-- Start of INPUT DATA --
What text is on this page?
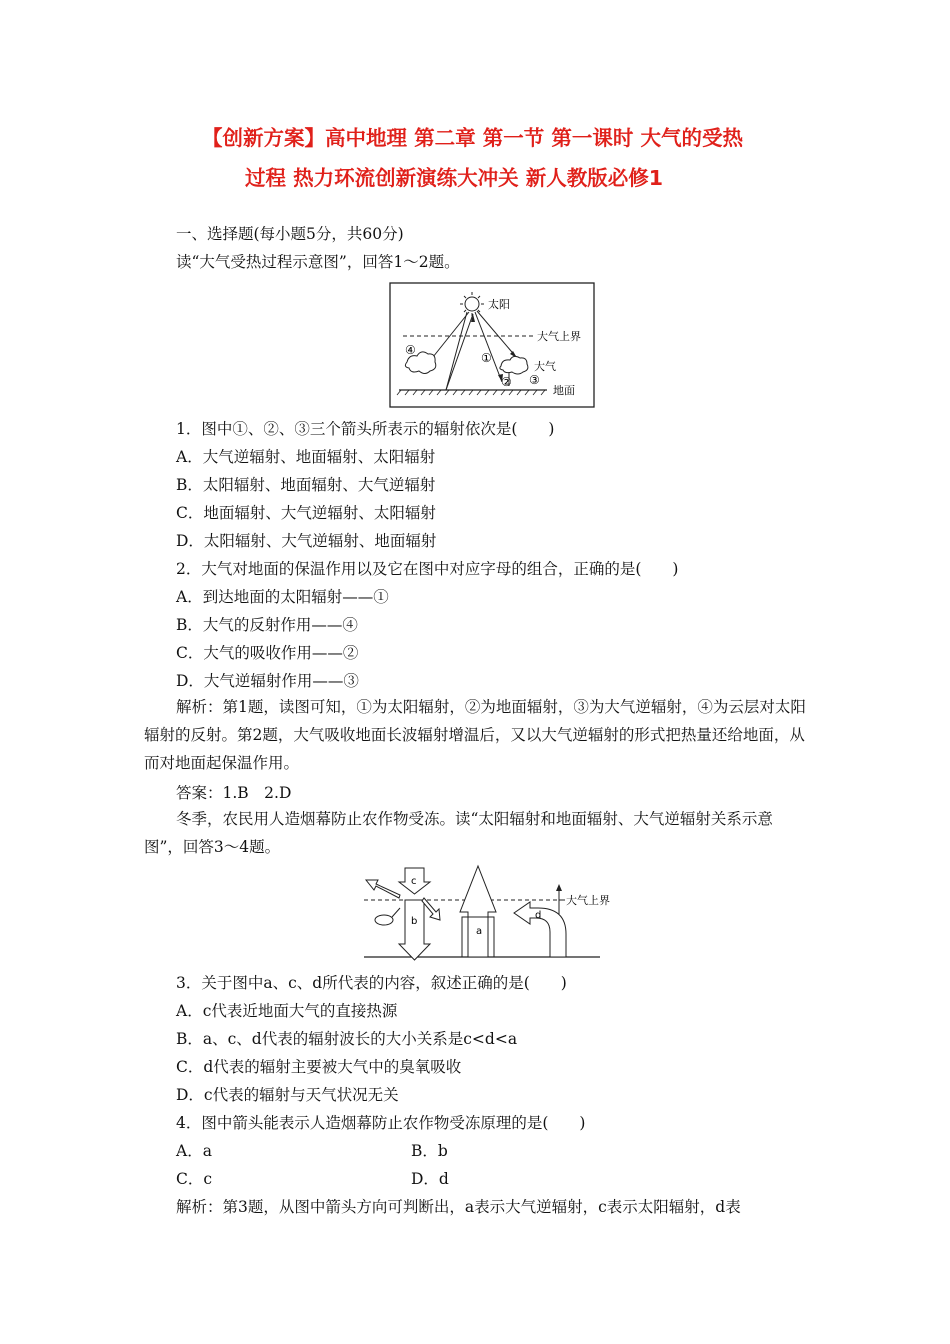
【创新方案】高中地理 第二章 第一节 第一课时 大气的受热
过程 热力环流创新演练大冲关 新人教版必修1
一、选择题(每小题5分，共60分)
读“大气受热过程示意图”，回答1～2题。
太阳
大气上界
大气
地面
④
①
② ③
1．图中①、②、③三个箭头所表示的辐射依次是(　　)
A．大气逆辐射、地面辐射、太阳辐射
B．太阳辐射、地面辐射、大气逆辐射
C．地面辐射、大气逆辐射、太阳辐射
D．太阳辐射、大气逆辐射、地面辐射
2．大气对地面的保温作用以及它在图中对应字母的组合，正确的是(　　)
A．到达地面的太阳辐射——①
B．大气的反射作用——④
C．大气的吸收作用——②
D．大气逆辐射作用——③
解析：第1题，读图可知，①为太阳辐射，②为地面辐射，③为大气逆辐射，④为云层对太阳辐射的反射。第2题，大气吸收地面长波辐射增温后，又以大气逆辐射的形式把热量还给地面，从而对地面起保温作用。
答案：1.B　2.D
冬季，农民用人造烟幕防止农作物受冻。读“太阳辐射和地面辐射、大气逆辐射关系示意图”，回答3～4题。
大气上界
c
b
a
d
3．关于图中a、c、d所代表的内容，叙述正确的是(　　)
A．c代表近地面大气的直接热源
B．a、c、d代表的辐射波长的大小关系是c<d<a
C．d代表的辐射主要被大气中的臭氧吸收
D．c代表的辐射与天气状况无关
4．图中箭头能表示人造烟幕防止农作物受冻原理的是(　　)
A．a	B．b
C．c	D．d
解析：第3题，从图中箭头方向可判断出，a表示大气逆辐射，c表示太阳辐射，d表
-- End of INPUT DATA --
:: OBJECTIVE ::
Can you restate all the records above word for word while dropping the pictures?

:: FULL SOLUTION ::
What text is on this page?
【创新方案】高中地理 第二章 第一节 第一课时 大气的受热
过程 热力环流创新演练大冲关 新人教版必修1
一、选择题(每小题5分，共60分)
读“大气受热过程示意图”，回答1～2题。
太阳
大气上界
大气
地面
④
①
② ③
1．图中①、②、③三个箭头所表示的辐射依次是(　　)
A．大气逆辐射、地面辐射、太阳辐射
B．太阳辐射、地面辐射、大气逆辐射
C．地面辐射、大气逆辐射、太阳辐射
D．太阳辐射、大气逆辐射、地面辐射
2．大气对地面的保温作用以及它在图中对应字母的组合，正确的是(　　)
A．到达地面的太阳辐射——①
B．大气的反射作用——④
C．大气的吸收作用——②
D．大气逆辐射作用——③
解析：第1题，读图可知，①为太阳辐射，②为地面辐射，③为大气逆辐射，④为云层对太阳辐射的反射。第2题，大气吸收地面长波辐射增温后，又以大气逆辐射的形式把热量还给地面，从而对地面起保温作用。
答案：1.B　2.D
冬季，农民用人造烟幕防止农作物受冻。读“太阳辐射和地面辐射、大气逆辐射关系示意图”，回答3～4题。
大气上界
c
b
a
d
3．关于图中a、c、d所代表的内容，叙述正确的是(　　)
A．c代表近地面大气的直接热源
B．a、c、d代表的辐射波长的大小关系是c<d<a
C．d代表的辐射主要被大气中的臭氧吸收
D．c代表的辐射与天气状况无关
4．图中箭头能表示人造烟幕防止农作物受冻原理的是(　　)
A．a	B．b
C．c	D．d
解析：第3题，从图中箭头方向可判断出，a表示大气逆辐射，c表示太阳辐射，d表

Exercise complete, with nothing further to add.